Do this: Every line with the word "taxes" in it should be extracted from the data that follows.

start

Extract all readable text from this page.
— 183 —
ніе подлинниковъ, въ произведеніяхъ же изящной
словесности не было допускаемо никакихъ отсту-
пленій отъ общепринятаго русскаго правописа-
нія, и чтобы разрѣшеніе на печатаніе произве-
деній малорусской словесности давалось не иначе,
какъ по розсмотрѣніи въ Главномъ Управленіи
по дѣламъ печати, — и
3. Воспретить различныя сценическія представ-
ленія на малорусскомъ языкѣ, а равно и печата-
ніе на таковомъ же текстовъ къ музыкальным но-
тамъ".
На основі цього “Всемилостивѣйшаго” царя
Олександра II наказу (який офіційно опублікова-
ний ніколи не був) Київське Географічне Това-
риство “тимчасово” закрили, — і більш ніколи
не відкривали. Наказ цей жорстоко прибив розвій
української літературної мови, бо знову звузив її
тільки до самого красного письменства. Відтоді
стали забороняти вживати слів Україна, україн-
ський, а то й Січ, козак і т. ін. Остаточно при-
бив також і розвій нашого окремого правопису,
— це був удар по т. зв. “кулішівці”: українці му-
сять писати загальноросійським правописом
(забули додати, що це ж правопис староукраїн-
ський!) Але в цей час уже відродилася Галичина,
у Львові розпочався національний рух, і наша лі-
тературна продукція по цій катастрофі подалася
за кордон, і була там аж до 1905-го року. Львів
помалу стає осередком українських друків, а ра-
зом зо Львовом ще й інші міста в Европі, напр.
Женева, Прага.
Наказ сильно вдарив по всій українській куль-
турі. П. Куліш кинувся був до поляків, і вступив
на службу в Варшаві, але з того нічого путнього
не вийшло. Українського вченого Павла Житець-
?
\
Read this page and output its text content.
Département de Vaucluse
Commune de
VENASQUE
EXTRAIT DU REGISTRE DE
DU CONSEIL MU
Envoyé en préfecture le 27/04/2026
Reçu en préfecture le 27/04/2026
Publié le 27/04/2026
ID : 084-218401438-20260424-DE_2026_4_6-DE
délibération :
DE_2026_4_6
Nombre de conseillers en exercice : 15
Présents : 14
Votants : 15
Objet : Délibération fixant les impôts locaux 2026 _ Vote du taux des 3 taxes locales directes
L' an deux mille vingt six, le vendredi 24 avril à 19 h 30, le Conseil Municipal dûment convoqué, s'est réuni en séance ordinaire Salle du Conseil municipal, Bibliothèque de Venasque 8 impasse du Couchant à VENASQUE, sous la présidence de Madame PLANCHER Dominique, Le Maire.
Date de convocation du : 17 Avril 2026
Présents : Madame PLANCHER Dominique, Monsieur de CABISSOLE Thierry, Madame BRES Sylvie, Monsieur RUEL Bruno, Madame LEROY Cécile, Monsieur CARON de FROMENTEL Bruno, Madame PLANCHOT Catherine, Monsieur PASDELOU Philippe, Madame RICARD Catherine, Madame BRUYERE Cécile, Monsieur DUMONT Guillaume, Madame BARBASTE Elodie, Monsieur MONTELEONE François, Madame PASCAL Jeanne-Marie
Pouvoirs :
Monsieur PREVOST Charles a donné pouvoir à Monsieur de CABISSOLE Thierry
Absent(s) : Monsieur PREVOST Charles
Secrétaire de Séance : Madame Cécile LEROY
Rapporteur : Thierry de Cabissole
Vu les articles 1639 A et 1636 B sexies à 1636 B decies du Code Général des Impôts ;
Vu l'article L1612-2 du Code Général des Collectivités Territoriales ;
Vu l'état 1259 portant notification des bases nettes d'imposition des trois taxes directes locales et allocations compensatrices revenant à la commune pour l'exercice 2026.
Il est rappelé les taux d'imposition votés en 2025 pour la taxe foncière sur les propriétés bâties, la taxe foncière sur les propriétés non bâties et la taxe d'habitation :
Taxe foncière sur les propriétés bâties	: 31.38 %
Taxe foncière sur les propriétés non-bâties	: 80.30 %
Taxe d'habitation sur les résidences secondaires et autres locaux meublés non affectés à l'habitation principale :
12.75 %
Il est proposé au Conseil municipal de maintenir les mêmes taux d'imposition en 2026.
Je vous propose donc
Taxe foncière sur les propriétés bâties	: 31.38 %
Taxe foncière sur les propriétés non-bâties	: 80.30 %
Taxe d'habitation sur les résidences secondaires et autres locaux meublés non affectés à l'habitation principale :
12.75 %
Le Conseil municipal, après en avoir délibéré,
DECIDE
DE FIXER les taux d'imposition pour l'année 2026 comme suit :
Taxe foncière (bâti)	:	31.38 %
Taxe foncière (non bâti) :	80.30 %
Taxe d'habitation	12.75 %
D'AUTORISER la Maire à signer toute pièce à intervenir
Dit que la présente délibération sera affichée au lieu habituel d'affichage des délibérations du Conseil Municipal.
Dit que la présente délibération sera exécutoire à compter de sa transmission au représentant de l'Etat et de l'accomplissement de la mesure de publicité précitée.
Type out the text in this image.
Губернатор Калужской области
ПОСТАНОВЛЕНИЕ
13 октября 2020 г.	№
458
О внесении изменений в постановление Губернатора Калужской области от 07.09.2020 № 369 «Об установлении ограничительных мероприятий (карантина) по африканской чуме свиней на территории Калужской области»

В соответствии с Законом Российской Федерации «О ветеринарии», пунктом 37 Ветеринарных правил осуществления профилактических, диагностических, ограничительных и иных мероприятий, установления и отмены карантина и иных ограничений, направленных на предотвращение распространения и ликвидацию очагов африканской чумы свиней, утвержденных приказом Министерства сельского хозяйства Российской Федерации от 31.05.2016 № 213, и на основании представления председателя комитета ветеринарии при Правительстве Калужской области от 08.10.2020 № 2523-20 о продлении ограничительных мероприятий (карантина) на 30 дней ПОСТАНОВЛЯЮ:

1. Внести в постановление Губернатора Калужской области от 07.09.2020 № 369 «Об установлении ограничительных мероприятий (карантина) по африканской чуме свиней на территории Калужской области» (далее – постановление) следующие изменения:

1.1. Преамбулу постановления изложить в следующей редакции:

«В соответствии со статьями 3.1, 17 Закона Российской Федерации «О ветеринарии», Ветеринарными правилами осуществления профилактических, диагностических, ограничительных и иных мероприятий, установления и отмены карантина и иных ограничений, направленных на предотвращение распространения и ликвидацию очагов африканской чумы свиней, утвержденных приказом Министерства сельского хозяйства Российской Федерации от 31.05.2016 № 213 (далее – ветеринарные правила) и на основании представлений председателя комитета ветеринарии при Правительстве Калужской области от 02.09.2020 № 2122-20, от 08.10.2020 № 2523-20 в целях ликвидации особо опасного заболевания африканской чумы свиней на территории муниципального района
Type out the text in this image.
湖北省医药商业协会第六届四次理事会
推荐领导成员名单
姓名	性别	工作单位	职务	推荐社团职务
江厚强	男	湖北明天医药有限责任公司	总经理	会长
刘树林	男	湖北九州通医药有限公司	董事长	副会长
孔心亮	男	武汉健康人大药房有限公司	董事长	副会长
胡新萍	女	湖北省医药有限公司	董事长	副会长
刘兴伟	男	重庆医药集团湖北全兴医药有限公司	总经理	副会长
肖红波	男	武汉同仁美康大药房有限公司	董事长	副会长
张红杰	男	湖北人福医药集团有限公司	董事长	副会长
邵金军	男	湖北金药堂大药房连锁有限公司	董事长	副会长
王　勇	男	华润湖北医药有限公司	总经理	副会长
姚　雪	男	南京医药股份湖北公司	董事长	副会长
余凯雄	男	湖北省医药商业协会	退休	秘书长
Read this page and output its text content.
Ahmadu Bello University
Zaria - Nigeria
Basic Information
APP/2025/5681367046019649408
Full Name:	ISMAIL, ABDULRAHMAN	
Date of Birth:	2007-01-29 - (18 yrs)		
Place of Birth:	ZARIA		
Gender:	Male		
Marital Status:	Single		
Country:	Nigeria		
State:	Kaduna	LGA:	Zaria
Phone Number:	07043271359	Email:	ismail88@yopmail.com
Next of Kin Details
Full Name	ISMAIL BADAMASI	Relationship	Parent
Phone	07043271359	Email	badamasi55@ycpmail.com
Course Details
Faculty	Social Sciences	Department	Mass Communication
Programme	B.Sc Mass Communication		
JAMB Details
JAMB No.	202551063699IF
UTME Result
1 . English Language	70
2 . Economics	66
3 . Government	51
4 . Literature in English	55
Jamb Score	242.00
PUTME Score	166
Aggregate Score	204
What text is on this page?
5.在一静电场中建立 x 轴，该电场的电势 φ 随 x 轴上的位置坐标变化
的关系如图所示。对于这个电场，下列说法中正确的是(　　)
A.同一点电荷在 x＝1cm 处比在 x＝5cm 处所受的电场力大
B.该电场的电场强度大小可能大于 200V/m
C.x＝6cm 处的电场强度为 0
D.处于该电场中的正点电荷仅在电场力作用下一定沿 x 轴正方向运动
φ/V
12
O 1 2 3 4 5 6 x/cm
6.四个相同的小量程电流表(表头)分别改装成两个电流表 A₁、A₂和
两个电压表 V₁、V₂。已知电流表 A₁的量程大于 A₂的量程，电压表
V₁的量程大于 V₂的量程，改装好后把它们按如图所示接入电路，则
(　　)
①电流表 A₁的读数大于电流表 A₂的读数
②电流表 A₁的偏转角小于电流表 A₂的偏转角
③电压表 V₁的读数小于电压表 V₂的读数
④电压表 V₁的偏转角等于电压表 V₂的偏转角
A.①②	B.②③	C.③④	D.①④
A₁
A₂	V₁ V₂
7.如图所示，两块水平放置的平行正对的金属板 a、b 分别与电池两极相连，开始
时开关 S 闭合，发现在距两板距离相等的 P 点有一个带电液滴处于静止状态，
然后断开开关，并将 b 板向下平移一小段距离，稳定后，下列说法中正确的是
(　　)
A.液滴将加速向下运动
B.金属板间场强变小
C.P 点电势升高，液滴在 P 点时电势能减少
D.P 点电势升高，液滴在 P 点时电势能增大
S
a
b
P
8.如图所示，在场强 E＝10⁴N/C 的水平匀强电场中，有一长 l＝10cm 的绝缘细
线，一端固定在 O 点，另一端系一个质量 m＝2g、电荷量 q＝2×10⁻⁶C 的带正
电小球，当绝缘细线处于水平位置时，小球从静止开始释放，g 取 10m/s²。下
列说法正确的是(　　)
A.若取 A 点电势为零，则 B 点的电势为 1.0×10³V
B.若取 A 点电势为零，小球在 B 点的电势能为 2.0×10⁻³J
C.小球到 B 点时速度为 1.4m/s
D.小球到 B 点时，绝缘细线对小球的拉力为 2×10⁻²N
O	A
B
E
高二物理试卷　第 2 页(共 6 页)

end

Finished task:
Objet : Délibération fixant les impôts locaux 2026 _ Vote du taux des 3 taxes locales directes
Vu l'état 1259 portant notification des bases nettes d'imposition des trois taxes directes locales et allocations compensatrices revenant à la commune pour l'exercice 2026.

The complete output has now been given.